MATERIAL start
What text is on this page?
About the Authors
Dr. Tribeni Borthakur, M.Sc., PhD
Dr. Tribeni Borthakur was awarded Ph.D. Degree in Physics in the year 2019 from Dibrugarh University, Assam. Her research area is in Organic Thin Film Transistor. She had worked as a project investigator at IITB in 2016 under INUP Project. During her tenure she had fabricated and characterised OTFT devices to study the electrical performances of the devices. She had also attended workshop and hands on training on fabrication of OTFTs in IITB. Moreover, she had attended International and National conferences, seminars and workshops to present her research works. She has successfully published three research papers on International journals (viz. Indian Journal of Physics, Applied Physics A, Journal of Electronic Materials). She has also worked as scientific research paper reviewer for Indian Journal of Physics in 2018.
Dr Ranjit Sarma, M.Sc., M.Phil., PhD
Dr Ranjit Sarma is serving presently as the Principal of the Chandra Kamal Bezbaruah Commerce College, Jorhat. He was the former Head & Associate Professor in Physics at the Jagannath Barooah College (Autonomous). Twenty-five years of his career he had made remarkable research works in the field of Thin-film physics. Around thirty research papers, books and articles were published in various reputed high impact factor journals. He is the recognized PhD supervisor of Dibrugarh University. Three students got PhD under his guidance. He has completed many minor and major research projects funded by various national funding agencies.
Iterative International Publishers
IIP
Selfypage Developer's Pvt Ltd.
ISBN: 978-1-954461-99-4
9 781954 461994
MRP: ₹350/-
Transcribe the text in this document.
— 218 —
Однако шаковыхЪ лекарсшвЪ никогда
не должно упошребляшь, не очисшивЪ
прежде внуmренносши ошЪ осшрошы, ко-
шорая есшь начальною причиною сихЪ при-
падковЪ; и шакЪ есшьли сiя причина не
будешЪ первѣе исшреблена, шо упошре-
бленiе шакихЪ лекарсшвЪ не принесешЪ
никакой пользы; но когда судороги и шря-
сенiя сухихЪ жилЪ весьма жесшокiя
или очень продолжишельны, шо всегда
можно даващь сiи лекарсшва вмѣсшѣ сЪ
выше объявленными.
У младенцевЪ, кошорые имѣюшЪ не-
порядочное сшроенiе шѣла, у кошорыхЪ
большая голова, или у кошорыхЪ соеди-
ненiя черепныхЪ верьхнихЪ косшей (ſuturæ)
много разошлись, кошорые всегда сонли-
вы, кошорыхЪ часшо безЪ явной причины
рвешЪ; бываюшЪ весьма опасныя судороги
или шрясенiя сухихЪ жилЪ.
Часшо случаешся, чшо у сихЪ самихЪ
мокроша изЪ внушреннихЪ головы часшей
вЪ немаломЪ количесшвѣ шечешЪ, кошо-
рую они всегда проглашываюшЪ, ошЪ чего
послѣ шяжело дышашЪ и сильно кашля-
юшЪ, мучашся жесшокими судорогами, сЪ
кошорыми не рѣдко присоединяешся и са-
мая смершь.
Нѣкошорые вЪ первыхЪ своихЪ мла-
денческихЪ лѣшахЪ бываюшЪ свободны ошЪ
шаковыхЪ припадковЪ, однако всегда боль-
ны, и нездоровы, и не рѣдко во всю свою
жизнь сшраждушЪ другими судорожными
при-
MATERIAL end
List all lines holding the string "кошорыхЪ".

§ **WRITTEN SOLUTION**:
порядочное сшроенiе шѣла, у кошорыхЪ
большая голова, или у кошорыхЪ соеди-
вы, кошорыхЪ часшо безЪ явной причины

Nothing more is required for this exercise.